### Stored entries
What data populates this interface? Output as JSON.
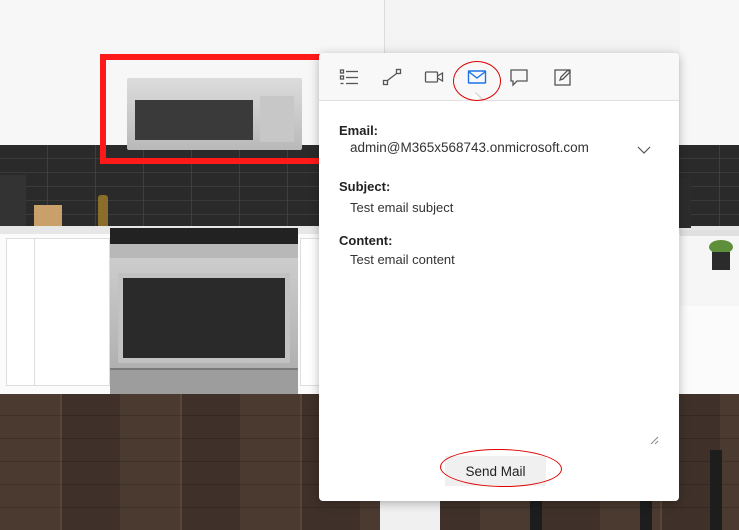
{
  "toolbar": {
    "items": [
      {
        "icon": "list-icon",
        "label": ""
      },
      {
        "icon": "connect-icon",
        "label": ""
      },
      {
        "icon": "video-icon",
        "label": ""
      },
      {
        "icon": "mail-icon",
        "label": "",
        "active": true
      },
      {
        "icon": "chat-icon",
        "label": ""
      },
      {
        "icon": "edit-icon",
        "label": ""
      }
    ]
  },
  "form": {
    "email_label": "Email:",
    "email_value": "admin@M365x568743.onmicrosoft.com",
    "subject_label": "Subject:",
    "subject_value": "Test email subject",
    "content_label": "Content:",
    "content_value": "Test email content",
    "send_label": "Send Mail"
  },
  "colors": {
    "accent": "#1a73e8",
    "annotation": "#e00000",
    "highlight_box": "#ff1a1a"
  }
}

---

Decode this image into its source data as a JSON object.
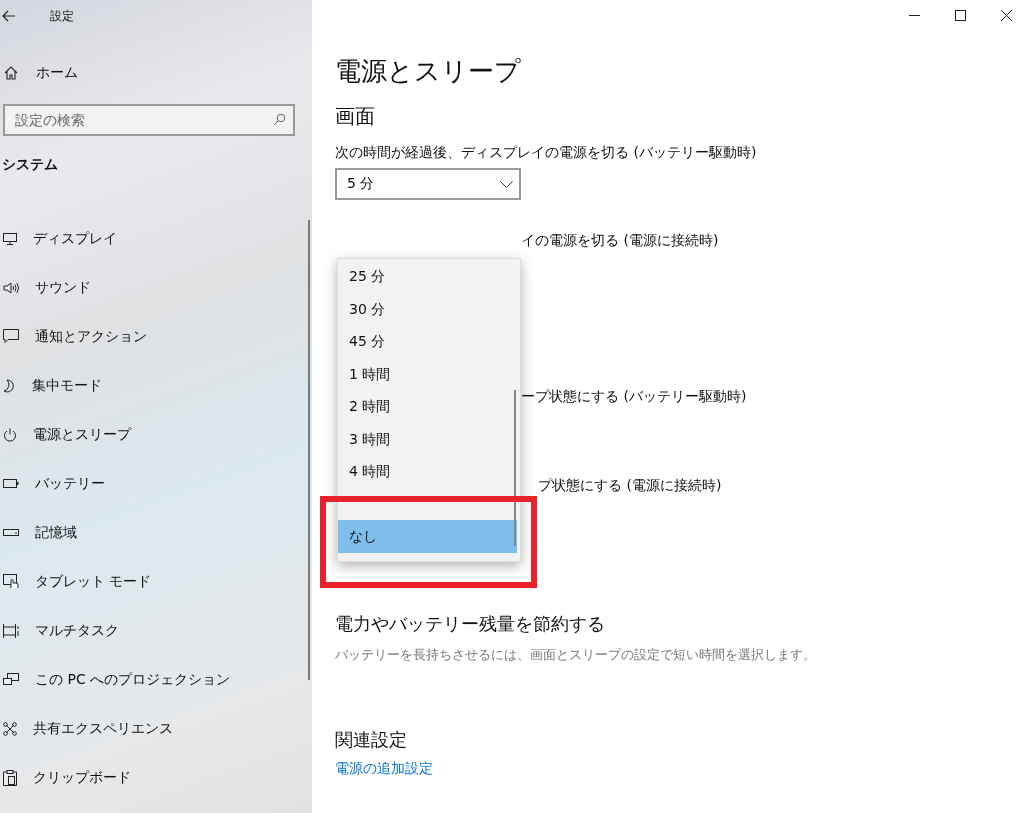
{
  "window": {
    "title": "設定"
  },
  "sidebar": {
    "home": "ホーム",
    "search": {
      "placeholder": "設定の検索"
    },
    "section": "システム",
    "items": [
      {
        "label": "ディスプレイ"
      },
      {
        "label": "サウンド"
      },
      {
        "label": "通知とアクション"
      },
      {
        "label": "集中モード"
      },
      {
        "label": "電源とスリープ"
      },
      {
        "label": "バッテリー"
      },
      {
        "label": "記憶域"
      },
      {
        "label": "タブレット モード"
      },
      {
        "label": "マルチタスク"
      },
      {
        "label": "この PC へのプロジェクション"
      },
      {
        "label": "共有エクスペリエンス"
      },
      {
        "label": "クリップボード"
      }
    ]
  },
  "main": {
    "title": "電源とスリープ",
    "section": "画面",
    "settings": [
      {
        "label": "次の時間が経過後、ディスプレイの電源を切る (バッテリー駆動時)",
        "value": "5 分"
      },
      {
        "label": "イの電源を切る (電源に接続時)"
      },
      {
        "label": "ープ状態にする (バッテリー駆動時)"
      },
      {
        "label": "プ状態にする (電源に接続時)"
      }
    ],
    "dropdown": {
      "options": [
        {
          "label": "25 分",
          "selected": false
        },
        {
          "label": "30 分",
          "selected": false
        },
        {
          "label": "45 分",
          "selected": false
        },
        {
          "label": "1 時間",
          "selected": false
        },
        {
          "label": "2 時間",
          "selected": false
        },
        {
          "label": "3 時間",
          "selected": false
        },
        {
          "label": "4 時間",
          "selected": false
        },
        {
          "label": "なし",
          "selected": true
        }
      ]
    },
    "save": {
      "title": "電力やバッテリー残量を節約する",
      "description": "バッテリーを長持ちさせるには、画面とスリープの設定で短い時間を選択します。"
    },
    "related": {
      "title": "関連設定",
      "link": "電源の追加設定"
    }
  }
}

### YOUR GOAL
Lines in the records that hold the word "icon" are to be counted; give only the total.

### CORRECT OUTPUT
6